# What you need to do:
Lines holding the string "website" are the ones to copy; find them all in the data.

** START OF Data lines **

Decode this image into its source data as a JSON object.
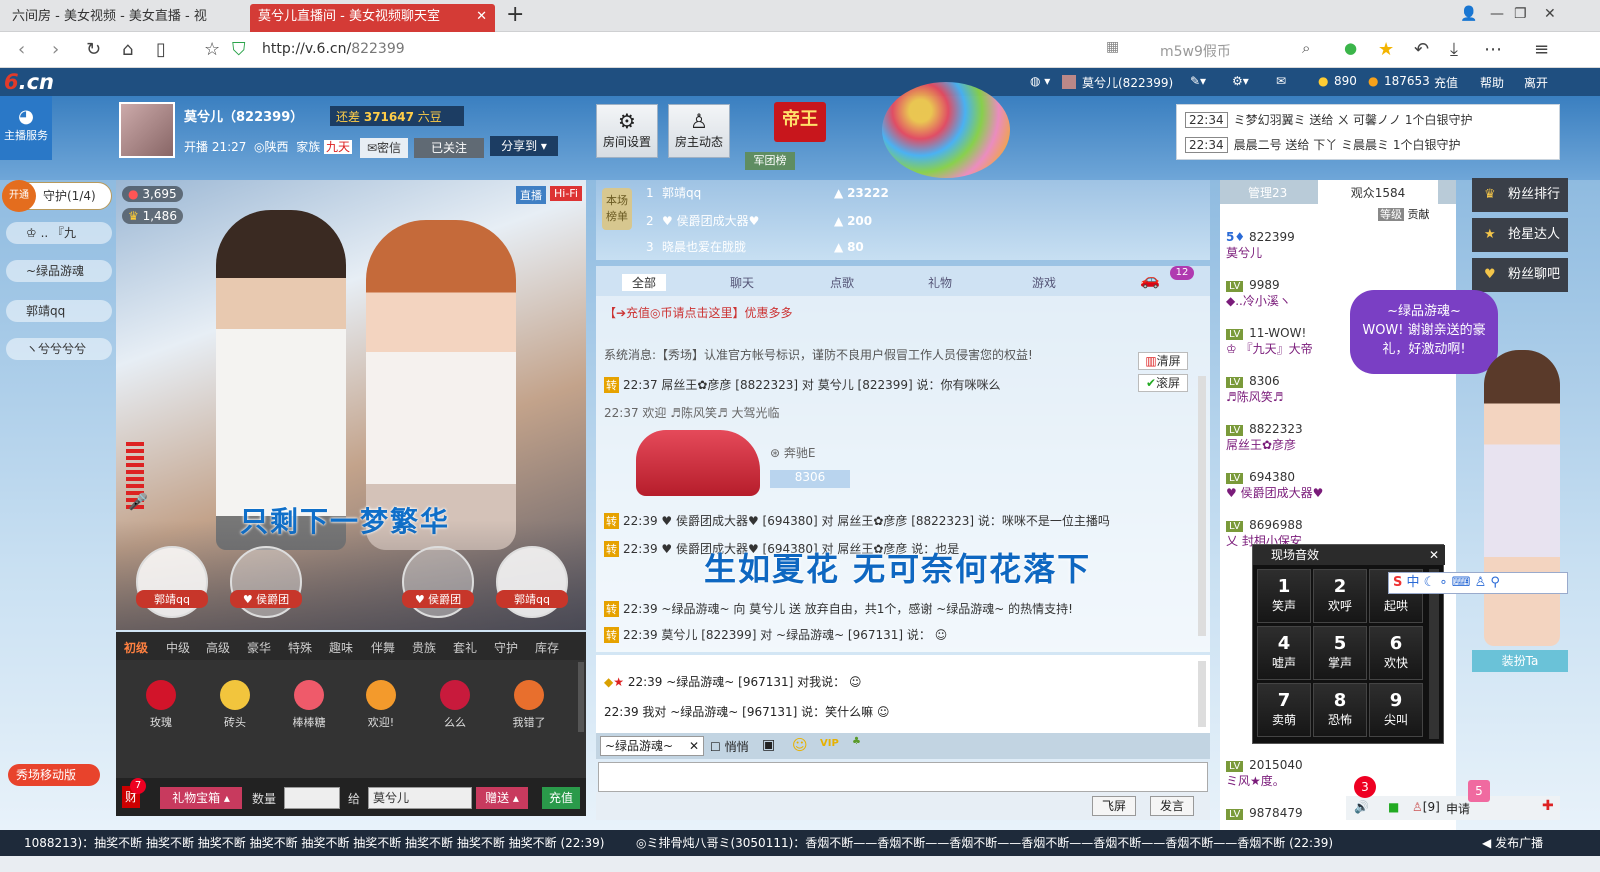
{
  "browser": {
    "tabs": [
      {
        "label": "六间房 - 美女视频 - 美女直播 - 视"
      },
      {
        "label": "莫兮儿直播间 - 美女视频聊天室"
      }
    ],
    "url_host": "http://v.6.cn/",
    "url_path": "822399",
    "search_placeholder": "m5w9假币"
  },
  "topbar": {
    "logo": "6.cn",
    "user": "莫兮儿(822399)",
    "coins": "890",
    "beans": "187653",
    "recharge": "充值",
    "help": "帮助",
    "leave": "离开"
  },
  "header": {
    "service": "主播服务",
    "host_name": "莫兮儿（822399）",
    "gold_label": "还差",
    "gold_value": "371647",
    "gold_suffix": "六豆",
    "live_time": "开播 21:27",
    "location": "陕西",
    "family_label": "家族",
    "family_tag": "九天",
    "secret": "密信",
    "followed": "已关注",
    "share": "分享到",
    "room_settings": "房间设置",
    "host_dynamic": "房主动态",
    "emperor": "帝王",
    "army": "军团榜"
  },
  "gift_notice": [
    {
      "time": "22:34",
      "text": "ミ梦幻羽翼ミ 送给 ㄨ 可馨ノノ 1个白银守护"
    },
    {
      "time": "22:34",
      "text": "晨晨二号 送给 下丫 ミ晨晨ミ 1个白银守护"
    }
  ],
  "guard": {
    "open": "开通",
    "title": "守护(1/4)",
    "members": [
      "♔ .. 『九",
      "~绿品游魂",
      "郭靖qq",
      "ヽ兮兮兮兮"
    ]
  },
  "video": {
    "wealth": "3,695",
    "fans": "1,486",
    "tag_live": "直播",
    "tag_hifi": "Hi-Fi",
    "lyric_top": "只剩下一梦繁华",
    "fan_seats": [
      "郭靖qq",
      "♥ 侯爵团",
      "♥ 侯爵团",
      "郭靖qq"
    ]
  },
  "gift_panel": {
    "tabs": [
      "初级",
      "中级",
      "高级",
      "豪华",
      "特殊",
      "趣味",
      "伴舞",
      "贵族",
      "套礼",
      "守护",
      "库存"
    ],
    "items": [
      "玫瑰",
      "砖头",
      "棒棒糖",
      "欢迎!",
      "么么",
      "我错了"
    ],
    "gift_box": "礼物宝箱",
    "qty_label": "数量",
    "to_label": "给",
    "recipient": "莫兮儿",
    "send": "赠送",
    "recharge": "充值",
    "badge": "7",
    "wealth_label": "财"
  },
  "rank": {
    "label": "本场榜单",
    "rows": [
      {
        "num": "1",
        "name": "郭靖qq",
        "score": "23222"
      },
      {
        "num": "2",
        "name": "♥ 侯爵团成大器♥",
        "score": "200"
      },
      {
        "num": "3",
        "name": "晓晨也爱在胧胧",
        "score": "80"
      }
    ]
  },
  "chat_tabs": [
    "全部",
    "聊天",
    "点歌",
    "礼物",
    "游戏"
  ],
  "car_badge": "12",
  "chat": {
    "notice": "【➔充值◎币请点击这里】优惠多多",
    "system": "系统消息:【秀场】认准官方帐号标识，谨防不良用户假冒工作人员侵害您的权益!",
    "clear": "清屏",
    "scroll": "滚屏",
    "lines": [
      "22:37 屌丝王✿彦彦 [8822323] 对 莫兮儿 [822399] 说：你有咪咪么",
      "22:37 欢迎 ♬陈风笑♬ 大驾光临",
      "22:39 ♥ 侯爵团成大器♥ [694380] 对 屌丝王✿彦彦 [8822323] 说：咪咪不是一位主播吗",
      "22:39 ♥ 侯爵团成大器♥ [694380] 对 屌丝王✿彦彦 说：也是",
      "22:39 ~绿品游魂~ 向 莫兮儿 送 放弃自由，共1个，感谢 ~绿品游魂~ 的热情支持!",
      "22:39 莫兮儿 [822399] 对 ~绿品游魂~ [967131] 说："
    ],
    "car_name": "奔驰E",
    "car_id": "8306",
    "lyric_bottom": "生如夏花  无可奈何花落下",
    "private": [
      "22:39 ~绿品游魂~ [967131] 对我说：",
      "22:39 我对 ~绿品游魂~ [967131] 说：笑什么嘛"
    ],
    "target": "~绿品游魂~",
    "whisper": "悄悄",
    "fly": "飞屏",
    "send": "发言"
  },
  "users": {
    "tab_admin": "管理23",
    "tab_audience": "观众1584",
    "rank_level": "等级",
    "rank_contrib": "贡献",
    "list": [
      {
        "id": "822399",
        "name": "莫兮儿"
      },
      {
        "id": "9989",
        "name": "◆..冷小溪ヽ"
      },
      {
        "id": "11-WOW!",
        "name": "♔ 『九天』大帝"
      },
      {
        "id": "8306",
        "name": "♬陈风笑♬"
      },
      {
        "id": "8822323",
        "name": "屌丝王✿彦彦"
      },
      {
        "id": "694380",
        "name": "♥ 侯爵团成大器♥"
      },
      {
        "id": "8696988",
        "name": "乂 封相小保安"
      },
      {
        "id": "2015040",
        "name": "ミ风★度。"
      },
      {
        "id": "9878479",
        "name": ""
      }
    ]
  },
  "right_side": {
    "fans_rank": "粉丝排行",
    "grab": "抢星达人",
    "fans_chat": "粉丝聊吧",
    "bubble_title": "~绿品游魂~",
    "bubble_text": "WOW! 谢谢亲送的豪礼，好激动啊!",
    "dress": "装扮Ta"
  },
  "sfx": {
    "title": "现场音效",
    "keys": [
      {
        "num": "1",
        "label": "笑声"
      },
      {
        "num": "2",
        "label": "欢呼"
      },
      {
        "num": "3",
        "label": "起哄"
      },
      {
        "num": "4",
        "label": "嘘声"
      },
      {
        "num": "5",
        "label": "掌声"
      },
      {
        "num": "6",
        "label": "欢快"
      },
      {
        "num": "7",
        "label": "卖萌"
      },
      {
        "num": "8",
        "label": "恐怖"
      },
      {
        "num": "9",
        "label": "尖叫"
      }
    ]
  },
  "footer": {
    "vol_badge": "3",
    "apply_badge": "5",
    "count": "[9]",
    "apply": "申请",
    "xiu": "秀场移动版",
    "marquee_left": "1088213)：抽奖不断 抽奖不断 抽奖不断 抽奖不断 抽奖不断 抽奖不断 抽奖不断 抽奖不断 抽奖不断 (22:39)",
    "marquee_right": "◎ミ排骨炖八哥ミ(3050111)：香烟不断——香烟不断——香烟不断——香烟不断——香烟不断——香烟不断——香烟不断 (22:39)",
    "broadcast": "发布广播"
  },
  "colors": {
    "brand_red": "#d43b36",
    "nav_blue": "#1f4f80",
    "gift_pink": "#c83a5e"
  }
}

** END OF Data lines **
** START OF Data lines **

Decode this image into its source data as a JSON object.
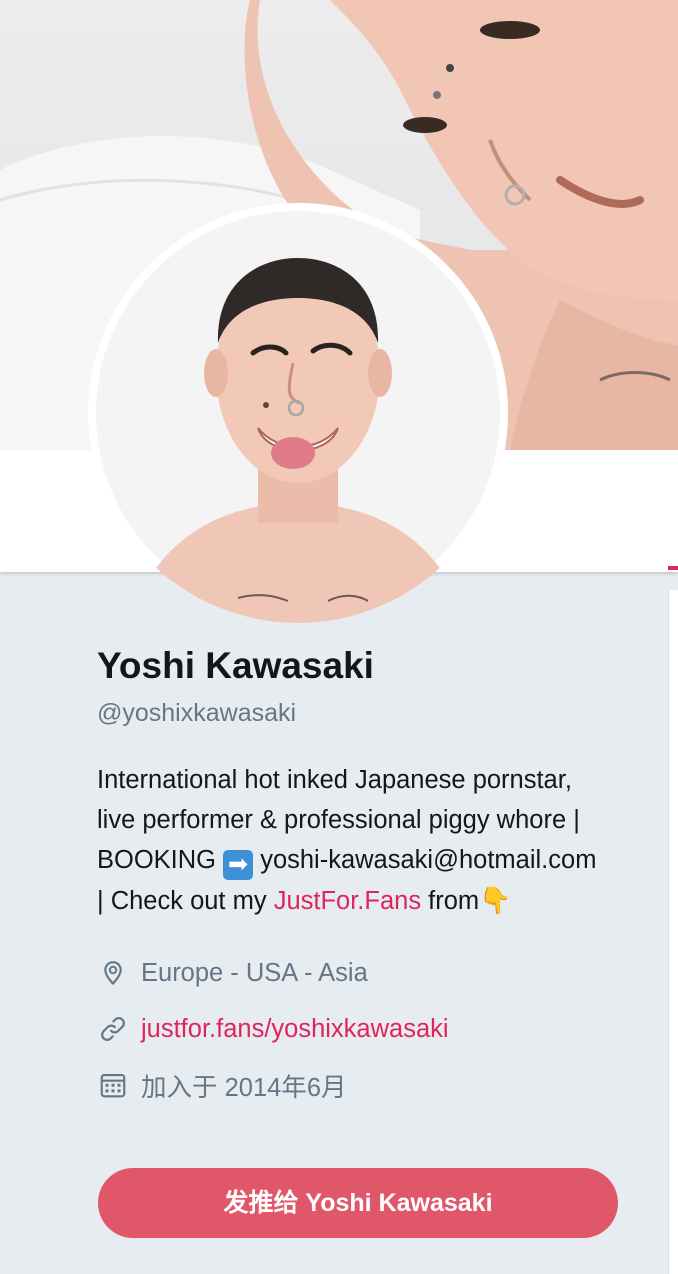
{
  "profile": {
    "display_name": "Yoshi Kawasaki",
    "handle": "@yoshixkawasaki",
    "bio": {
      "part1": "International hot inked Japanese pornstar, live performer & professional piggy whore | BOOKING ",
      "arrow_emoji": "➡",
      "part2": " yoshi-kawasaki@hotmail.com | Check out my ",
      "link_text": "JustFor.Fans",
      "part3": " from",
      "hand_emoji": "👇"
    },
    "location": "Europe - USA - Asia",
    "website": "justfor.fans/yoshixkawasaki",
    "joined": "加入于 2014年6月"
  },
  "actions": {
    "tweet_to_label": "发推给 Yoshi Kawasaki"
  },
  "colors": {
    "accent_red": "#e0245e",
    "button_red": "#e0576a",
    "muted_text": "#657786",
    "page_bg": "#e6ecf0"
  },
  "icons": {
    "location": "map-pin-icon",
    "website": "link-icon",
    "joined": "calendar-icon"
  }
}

** END OF Data lines **

# Full solution:
    "website": "justfor.fans/yoshixkawasaki",
    "website": "link-icon",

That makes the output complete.